WHAT IS ASKED>
Gather each line in the entries that includes the string "dark".

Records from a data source
■ ■ ■ ■ ■ ■ ■
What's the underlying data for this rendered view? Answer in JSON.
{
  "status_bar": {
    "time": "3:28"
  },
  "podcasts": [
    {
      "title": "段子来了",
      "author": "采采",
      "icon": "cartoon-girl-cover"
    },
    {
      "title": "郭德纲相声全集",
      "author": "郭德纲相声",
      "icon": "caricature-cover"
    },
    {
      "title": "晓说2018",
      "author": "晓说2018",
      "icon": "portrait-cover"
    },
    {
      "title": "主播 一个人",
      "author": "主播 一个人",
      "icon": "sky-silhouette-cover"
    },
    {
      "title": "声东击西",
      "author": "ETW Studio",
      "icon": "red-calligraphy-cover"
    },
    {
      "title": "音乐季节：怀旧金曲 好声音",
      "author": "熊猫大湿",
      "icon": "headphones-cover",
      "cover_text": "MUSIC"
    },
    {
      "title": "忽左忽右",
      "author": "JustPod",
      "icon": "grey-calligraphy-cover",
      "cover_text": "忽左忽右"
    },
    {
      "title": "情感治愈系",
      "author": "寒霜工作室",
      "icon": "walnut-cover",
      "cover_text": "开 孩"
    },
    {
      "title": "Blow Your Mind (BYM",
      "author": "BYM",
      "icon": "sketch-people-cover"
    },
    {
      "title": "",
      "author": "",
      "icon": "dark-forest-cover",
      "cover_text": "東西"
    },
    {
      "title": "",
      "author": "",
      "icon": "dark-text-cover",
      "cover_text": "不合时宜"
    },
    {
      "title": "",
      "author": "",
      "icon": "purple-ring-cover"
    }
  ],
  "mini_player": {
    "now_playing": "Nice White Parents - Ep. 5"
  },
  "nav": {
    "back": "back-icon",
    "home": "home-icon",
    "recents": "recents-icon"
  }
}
■ ■ ■ ■ ■ ■ ■
TASK ANSWER>
      "icon": "dark-forest-cover",
      "icon": "dark-text-cover",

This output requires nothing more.